> _EXERCISE DETAILS_
Take everything from the line containing "x-tick-label: 8/10 [195, 322, 222, 333]" down to the line containing "y-tick-label: 60 [14, 232, 28, 242]", substitute "vertical-tick-label" for "y-tick-label", and write out only those lines with nothing else changed.

> _Layout annotation data_
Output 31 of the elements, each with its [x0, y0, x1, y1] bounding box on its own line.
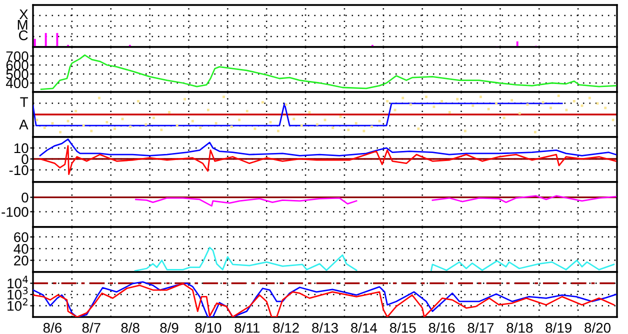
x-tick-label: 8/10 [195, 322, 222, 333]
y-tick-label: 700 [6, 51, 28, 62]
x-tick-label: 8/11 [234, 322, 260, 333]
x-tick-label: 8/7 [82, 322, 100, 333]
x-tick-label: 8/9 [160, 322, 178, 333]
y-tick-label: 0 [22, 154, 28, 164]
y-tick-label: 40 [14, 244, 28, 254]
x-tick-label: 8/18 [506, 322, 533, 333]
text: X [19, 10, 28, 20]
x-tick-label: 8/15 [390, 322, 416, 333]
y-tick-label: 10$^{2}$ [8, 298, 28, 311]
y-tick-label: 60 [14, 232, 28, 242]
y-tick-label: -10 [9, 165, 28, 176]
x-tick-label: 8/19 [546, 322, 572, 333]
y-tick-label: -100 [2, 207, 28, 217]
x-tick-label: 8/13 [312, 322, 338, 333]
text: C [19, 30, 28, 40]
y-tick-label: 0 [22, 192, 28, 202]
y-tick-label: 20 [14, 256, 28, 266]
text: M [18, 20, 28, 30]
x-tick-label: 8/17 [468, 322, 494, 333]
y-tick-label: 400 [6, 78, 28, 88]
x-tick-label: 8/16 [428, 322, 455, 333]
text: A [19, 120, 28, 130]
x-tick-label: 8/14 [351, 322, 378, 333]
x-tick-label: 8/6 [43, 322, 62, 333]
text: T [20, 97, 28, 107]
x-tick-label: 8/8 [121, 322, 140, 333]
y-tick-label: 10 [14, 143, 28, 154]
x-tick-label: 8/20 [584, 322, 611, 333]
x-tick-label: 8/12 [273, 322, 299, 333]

---

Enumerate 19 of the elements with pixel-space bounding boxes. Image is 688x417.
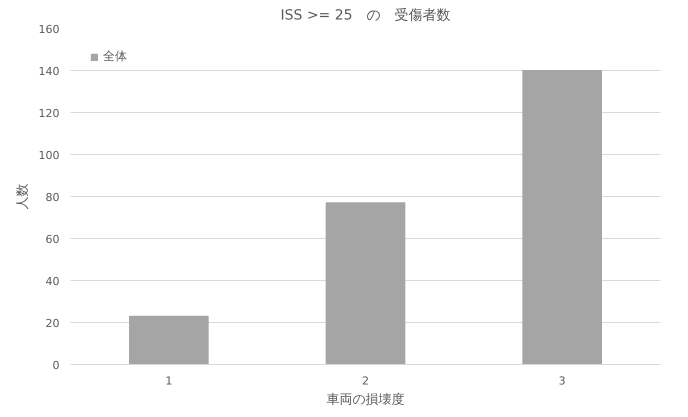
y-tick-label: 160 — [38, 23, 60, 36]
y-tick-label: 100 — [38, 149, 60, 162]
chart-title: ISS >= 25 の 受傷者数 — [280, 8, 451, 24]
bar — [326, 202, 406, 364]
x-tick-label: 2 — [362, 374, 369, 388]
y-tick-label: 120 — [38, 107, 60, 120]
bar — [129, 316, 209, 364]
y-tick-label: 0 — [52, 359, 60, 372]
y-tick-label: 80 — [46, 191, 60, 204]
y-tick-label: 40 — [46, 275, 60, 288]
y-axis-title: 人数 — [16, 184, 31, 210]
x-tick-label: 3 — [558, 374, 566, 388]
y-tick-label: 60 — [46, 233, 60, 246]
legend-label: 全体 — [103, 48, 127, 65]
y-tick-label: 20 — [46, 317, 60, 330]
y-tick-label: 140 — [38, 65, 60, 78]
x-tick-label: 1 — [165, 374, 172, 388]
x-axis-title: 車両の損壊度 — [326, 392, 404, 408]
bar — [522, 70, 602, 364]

> _SOLUTION TO THIS TASK_
x-tick-label: 8/10 [195, 322, 222, 333]
vertical-tick-label: 700 [6, 51, 28, 62]
x-tick-label: 8/11 [234, 322, 260, 333]
x-tick-label: 8/7 [82, 322, 100, 333]
x-tick-label: 8/9 [160, 322, 178, 333]
vertical-tick-label: 0 [22, 154, 28, 164]
vertical-tick-label: 40 [14, 244, 28, 254]
x-tick-label: 8/18 [506, 322, 533, 333]
text: X [19, 10, 28, 20]
x-tick-label: 8/15 [390, 322, 416, 333]
vertical-tick-label: 10$^{2}$ [8, 298, 28, 311]
vertical-tick-label: 60 [14, 232, 28, 242]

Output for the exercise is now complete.